[START OF Records provided]

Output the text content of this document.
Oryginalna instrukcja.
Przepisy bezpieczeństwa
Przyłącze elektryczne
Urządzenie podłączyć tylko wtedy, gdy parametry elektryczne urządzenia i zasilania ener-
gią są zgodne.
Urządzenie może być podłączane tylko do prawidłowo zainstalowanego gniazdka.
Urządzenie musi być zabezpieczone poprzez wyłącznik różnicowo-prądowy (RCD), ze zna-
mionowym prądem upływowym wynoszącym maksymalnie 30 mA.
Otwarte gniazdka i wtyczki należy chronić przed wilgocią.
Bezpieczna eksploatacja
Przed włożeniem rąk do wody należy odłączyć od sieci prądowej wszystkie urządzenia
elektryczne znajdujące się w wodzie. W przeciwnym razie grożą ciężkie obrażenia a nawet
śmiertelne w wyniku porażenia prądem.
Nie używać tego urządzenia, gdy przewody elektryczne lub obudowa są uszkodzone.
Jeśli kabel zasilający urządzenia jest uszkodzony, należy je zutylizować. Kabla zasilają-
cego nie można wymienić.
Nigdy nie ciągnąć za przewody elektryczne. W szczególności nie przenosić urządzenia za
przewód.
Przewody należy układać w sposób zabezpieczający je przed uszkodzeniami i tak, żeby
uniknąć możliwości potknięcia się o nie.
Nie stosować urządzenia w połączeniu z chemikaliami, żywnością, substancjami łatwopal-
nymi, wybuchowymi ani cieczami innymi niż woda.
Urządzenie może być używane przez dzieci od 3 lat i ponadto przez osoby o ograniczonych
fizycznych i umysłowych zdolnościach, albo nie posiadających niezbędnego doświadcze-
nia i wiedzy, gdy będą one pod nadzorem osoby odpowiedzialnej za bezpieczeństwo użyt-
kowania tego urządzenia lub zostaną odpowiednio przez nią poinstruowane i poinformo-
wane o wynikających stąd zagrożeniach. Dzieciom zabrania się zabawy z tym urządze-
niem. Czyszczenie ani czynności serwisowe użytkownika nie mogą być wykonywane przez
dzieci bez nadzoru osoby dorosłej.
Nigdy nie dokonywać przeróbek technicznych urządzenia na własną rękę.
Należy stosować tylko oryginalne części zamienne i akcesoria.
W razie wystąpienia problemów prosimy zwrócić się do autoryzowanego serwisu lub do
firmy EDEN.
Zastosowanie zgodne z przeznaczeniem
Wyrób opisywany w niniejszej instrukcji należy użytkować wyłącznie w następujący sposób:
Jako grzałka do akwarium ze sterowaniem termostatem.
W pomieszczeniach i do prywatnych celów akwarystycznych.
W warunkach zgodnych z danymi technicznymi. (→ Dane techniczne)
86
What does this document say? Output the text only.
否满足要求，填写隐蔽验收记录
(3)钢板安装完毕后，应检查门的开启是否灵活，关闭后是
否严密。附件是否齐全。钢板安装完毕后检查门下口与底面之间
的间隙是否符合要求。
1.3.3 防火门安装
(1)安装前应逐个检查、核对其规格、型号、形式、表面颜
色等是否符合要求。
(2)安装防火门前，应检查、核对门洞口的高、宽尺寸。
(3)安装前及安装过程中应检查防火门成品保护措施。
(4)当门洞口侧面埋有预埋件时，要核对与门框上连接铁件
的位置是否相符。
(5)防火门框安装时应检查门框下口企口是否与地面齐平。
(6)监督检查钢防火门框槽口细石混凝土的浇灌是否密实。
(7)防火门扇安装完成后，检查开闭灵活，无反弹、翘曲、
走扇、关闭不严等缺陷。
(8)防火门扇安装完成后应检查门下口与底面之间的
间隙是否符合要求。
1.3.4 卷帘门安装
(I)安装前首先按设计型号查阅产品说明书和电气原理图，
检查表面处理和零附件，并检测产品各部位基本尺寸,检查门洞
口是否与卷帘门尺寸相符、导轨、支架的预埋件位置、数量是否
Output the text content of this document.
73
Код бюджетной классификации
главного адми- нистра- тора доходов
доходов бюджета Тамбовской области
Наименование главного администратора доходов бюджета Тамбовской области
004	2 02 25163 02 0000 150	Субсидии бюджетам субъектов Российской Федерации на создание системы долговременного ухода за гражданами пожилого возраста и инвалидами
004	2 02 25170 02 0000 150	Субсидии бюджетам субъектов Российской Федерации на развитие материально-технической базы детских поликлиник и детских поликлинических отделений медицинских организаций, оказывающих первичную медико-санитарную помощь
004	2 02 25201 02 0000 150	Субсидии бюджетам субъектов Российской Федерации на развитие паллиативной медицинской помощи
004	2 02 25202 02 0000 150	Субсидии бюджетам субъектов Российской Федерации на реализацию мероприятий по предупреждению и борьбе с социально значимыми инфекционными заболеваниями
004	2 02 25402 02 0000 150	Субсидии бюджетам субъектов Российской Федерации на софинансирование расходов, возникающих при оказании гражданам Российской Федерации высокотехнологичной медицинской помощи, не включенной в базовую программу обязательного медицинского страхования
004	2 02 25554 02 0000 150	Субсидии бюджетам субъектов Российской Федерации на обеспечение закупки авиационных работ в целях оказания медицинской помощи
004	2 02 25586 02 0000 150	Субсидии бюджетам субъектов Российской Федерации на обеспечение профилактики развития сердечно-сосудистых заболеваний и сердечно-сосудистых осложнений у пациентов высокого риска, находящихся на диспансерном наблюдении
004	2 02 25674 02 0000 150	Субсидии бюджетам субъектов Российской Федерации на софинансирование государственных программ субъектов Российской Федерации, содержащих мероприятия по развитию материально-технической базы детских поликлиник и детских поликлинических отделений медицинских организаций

[END OF Records provided]

Set problem →
Every line of the material must be returned exactly as it appears.

Answer to this problem →
Output the text content of this document.
Oryginalna instrukcja.
Przepisy bezpieczeństwa
Przyłącze elektryczne
Urządzenie podłączyć tylko wtedy, gdy parametry elektryczne urządzenia i zasilania ener-
gią są zgodne.
Urządzenie może być podłączane tylko do prawidłowo zainstalowanego gniazdka.
Urządzenie musi być zabezpieczone poprzez wyłącznik różnicowo-prądowy (RCD), ze zna-
mionowym prądem upływowym wynoszącym maksymalnie 30 mA.
Otwarte gniazdka i wtyczki należy chronić przed wilgocią.
Bezpieczna eksploatacja
Przed włożeniem rąk do wody należy odłączyć od sieci prądowej wszystkie urządzenia
elektryczne znajdujące się w wodzie. W przeciwnym razie grożą ciężkie obrażenia a nawet
śmiertelne w wyniku porażenia prądem.
Nie używać tego urządzenia, gdy przewody elektryczne lub obudowa są uszkodzone.
Jeśli kabel zasilający urządzenia jest uszkodzony, należy je zutylizować. Kabla zasilają-
cego nie można wymienić.
Nigdy nie ciągnąć za przewody elektryczne. W szczególności nie przenosić urządzenia za
przewód.
Przewody należy układać w sposób zabezpieczający je przed uszkodzeniami i tak, żeby
uniknąć możliwości potknięcia się o nie.
Nie stosować urządzenia w połączeniu z chemikaliami, żywnością, substancjami łatwopal-
nymi, wybuchowymi ani cieczami innymi niż woda.
Urządzenie może być używane przez dzieci od 3 lat i ponadto przez osoby o ograniczonych
fizycznych i umysłowych zdolnościach, albo nie posiadających niezbędnego doświadcze-
nia i wiedzy, gdy będą one pod nadzorem osoby odpowiedzialnej za bezpieczeństwo użyt-
kowania tego urządzenia lub zostaną odpowiednio przez nią poinstruowane i poinformo-
wane o wynikających stąd zagrożeniach. Dzieciom zabrania się zabawy z tym urządze-
niem. Czyszczenie ani czynności serwisowe użytkownika nie mogą być wykonywane przez
dzieci bez nadzoru osoby dorosłej.
Nigdy nie dokonywać przeróbek technicznych urządzenia na własną rękę.
Należy stosować tylko oryginalne części zamienne i akcesoria.
W razie wystąpienia problemów prosimy zwrócić się do autoryzowanego serwisu lub do
firmy EDEN.
Zastosowanie zgodne z przeznaczeniem
Wyrób opisywany w niniejszej instrukcji należy użytkować wyłącznie w następujący sposób:
Jako grzałka do akwarium ze sterowaniem termostatem.
W pomieszczeniach i do prywatnych celów akwarystycznych.
W warunkach zgodnych z danymi technicznymi. (→ Dane techniczne)
86
What does this document say? Output the text only.
否满足要求，填写隐蔽验收记录
(3)钢板安装完毕后，应检查门的开启是否灵活，关闭后是
否严密。附件是否齐全。钢板安装完毕后检查门下口与底面之间
的间隙是否符合要求。
1.3.3 防火门安装
(1)安装前应逐个检查、核对其规格、型号、形式、表面颜
色等是否符合要求。
(2)安装防火门前，应检查、核对门洞口的高、宽尺寸。
(3)安装前及安装过程中应检查防火门成品保护措施。
(4)当门洞口侧面埋有预埋件时，要核对与门框上连接铁件
的位置是否相符。
(5)防火门框安装时应检查门框下口企口是否与地面齐平。
(6)监督检查钢防火门框槽口细石混凝土的浇灌是否密实。
(7)防火门扇安装完成后，检查开闭灵活，无反弹、翘曲、
走扇、关闭不严等缺陷。
(8)防火门扇安装完成后应检查门下口与底面之间的
间隙是否符合要求。
1.3.4 卷帘门安装
(I)安装前首先按设计型号查阅产品说明书和电气原理图，
检查表面处理和零附件，并检测产品各部位基本尺寸,检查门洞
口是否与卷帘门尺寸相符、导轨、支架的预埋件位置、数量是否
Output the text content of this document.
73
Код бюджетной классификации
главного адми- нистра- тора доходов
доходов бюджета Тамбовской области
Наименование главного администратора доходов бюджета Тамбовской области
004	2 02 25163 02 0000 150	Субсидии бюджетам субъектов Российской Федерации на создание системы долговременного ухода за гражданами пожилого возраста и инвалидами
004	2 02 25170 02 0000 150	Субсидии бюджетам субъектов Российской Федерации на развитие материально-технической базы детских поликлиник и детских поликлинических отделений медицинских организаций, оказывающих первичную медико-санитарную помощь
004	2 02 25201 02 0000 150	Субсидии бюджетам субъектов Российской Федерации на развитие паллиативной медицинской помощи
004	2 02 25202 02 0000 150	Субсидии бюджетам субъектов Российской Федерации на реализацию мероприятий по предупреждению и борьбе с социально значимыми инфекционными заболеваниями
004	2 02 25402 02 0000 150	Субсидии бюджетам субъектов Российской Федерации на софинансирование расходов, возникающих при оказании гражданам Российской Федерации высокотехнологичной медицинской помощи, не включенной в базовую программу обязательного медицинского страхования
004	2 02 25554 02 0000 150	Субсидии бюджетам субъектов Российской Федерации на обеспечение закупки авиационных работ в целях оказания медицинской помощи
004	2 02 25586 02 0000 150	Субсидии бюджетам субъектов Российской Федерации на обеспечение профилактики развития сердечно-сосудистых заболеваний и сердечно-сосудистых осложнений у пациентов высокого риска, находящихся на диспансерном наблюдении
004	2 02 25674 02 0000 150	Субсидии бюджетам субъектов Российской Федерации на софинансирование государственных программ субъектов Российской Федерации, содержащих мероприятия по развитию материально-технической базы детских поликлиник и детских поликлинических отделений медицинских организаций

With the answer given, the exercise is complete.